Instructions to follow:
Pictures do not belong in the copy; restate the records below word for word.

Data extracted from a collection:
===============

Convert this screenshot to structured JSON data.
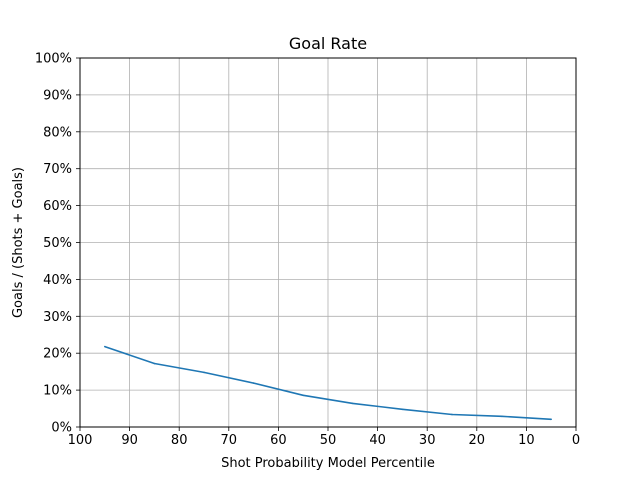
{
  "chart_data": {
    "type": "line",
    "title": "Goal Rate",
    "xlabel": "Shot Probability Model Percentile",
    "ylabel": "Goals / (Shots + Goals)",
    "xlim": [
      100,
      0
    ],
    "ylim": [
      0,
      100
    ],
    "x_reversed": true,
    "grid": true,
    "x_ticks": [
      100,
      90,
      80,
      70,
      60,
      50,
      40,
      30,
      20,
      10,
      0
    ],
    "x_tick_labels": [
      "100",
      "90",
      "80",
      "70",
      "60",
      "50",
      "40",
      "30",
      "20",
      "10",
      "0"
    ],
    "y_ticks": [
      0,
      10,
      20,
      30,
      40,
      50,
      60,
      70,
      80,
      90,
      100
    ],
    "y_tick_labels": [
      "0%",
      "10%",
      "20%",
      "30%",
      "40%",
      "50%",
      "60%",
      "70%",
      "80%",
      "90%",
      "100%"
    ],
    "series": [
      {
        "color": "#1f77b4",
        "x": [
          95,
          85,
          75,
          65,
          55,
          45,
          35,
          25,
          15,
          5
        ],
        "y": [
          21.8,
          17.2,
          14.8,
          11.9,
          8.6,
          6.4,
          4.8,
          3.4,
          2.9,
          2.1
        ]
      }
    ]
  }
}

===============

Written response:
Convert this screenshot to structured JSON data.
{
  "chart_data": {
    "type": "line",
    "title": "Goal Rate",
    "xlabel": "Shot Probability Model Percentile",
    "ylabel": "Goals / (Shots + Goals)",
    "xlim": [
      100,
      0
    ],
    "ylim": [
      0,
      100
    ],
    "x_reversed": true,
    "grid": true,
    "x_ticks": [
      100,
      90,
      80,
      70,
      60,
      50,
      40,
      30,
      20,
      10,
      0
    ],
    "x_tick_labels": [
      "100",
      "90",
      "80",
      "70",
      "60",
      "50",
      "40",
      "30",
      "20",
      "10",
      "0"
    ],
    "y_ticks": [
      0,
      10,
      20,
      30,
      40,
      50,
      60,
      70,
      80,
      90,
      100
    ],
    "y_tick_labels": [
      "0%",
      "10%",
      "20%",
      "30%",
      "40%",
      "50%",
      "60%",
      "70%",
      "80%",
      "90%",
      "100%"
    ],
    "series": [
      {
        "color": "#1f77b4",
        "x": [
          95,
          85,
          75,
          65,
          55,
          45,
          35,
          25,
          15,
          5
        ],
        "y": [
          21.8,
          17.2,
          14.8,
          11.9,
          8.6,
          6.4,
          4.8,
          3.4,
          2.9,
          2.1
        ]
      }
    ]
  }
}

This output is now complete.